TEXT PASSAGE:
*-*-*

Gardner: For those of us who are not computer scientists, but are nonetheless interested in the outcomes, architecturally we are putting the intelligence that we usually have in a database server in very close proximity to the data storage itself, connecting that through a very fat pipe in the form of InfiniBand. And, in essence, parallel processing comes to bear, because of the proximity. Is that correct?

Hardie: Absolutely. So what we are able to do for the first time ever is we can use these storage devices to actually do the query processing itself. So the more that the storage server processes and we compute into our configuration, the more of the workload they can take off, which traditionally is done at the database server.

Gardner: Let’s go to Rich Palmer at HP. Tell us a little bit about the history. How did this come about, and what is it that HP has been doing to improve upon the performance of this long-term database lineage?

Rich Palmer: If you look at HP and Oracle as partners in this industry, we have a long-standing history together. We have several reference configurations, more than 50 reference configurations that we do with industry standard hardware and Oracle solutions, which we’ve been delivering for many years now.

Going back all the way to the introduction of Oracle Real Application Clusters (RAC), and even before RAC introductions, the history of the two companies really stems from two leadership positions. HP does more servers on Oracle than any other company. Oracle does more data warehouses than any other company. You bring those two forces together, and you get a very strong formidable entry into this data warehouse appliance market.

Where HP and Oracle really started this discussion stems back a couple of years, and it really became a trend in the market of bringing data and server processing power closer together; that trend has escalated over the last couple of years -- especially as so much data has been growing at exponential rates, every single year. What we found is that, you cannot push so much data over a traditional storage fabric. This new technology allows us to do that.

Gardner: And we are talking about very large data sets, of terabytes and larger, right?

*-*-*

(Collected data entries)
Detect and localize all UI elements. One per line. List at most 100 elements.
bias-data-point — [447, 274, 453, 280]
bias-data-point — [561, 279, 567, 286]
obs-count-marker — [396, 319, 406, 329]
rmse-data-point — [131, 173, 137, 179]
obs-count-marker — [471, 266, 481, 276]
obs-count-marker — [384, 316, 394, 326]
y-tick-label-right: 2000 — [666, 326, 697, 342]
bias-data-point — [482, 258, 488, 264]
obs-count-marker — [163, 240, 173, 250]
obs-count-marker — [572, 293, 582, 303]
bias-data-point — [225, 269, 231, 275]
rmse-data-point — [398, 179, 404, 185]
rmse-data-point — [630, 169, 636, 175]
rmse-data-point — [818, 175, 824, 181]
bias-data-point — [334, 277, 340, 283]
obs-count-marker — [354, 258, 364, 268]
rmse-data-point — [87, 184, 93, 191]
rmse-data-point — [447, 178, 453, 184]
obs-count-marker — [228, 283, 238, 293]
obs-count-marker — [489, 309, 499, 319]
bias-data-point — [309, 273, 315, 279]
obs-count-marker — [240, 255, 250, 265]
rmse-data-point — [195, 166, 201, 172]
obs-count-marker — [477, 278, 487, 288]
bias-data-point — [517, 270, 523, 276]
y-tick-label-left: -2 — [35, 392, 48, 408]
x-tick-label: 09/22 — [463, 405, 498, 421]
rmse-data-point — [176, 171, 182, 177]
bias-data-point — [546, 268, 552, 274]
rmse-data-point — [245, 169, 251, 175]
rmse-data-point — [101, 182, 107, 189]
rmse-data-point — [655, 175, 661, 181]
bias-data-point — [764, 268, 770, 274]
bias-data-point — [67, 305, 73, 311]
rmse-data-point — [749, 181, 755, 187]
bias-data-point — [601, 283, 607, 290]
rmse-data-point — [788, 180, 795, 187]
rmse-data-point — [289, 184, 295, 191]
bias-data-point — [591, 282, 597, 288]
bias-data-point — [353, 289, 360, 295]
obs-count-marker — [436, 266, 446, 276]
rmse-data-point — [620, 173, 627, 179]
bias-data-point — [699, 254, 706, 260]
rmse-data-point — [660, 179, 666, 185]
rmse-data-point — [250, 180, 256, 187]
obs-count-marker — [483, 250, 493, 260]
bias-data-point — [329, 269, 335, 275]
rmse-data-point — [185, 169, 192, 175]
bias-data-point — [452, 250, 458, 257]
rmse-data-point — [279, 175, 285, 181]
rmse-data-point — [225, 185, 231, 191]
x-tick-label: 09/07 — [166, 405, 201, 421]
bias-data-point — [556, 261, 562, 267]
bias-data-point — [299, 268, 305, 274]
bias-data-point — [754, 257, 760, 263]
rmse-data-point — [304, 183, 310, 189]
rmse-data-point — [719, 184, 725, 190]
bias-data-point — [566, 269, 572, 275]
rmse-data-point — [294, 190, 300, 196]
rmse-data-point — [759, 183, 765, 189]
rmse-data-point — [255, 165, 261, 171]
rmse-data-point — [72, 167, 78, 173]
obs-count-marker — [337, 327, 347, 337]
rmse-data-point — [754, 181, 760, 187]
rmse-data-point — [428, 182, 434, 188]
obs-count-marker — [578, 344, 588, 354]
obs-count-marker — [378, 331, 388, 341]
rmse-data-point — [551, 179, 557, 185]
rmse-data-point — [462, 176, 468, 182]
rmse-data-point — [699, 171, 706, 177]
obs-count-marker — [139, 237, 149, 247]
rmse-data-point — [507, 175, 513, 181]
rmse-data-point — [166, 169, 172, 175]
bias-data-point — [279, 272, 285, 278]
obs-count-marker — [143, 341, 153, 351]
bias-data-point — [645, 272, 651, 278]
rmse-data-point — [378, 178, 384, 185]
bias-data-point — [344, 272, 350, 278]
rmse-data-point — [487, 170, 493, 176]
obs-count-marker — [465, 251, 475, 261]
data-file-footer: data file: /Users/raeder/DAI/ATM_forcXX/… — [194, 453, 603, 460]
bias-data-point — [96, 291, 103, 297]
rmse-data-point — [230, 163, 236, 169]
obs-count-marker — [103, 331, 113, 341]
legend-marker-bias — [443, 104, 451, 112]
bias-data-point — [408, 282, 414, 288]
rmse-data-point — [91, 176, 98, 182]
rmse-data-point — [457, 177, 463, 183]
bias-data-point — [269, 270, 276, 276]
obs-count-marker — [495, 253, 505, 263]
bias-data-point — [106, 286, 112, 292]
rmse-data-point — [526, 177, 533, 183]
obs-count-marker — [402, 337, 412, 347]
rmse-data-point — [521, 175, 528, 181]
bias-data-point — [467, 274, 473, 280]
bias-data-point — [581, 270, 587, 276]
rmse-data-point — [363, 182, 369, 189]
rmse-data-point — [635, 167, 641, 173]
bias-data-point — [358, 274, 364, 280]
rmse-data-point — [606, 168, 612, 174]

*-*-*

TASKS TO CARRY OUT:
A. Answer these questions about the interview on HP and Oracle database storage, one per line:
(i) What technology forms the "very fat pipe" linking the database intelligence to data storage?
(ii) How many reference configurations does Rich Palmer say HP and Oracle do together?
(iii) Which company does more data warehouses than any other company?
B. Write the next part of the interview on HP and Oracle database storage, picking up after its final question.
The items have no connection to the interview.

THE RESPONSES:
A.
(i) InfiniBand
(ii) More than 50
(iii) Oracle

B.
Palmer: Enormous Data sets. Let me give you an example, and I think we are all very familiar with this example. We all use cell phones in today’s industry. Every one of those cell phone calls is a database record somewhere, be it on AT&T’s database or T-Mobile’s database or whomever's database -- they store that data. Now, when they are storing that data, sometimes they are going to want to move it. If you have a narrow pipe to push that data down, and you’re bringing back enormous amounts of data that is erroneous, and you don’t need the other data; all you need is just for what you’re looking for in the query.

So this process allows us to push just the query information across that pipe. Less data over the pipe, a wider pipe, and your performance goes up dramatically.

Gardner: Okay, so let’s unpack this a little bit. We’ve established that the marketplace is demanding better performance, particularly in the use of large data sets, 1 terabyte and larger up to 10 terabytes, and size often. That requires the movement of very large sets of data, and the inhibitor here was the storage’s physical capacity, and ability to deliver the data.

So you’ve re-architected, and we brought together two companies to work together. This brings the question: Why hasn’t the hardware and software duality gotten closer before this? Why now?

Palmer: In this market, it’s constantly evolving to a state where you have to bring software tools to the table, and you have to bring high-performance hardware to the table. The evolution of both of those have hit at the perfect time in the last year.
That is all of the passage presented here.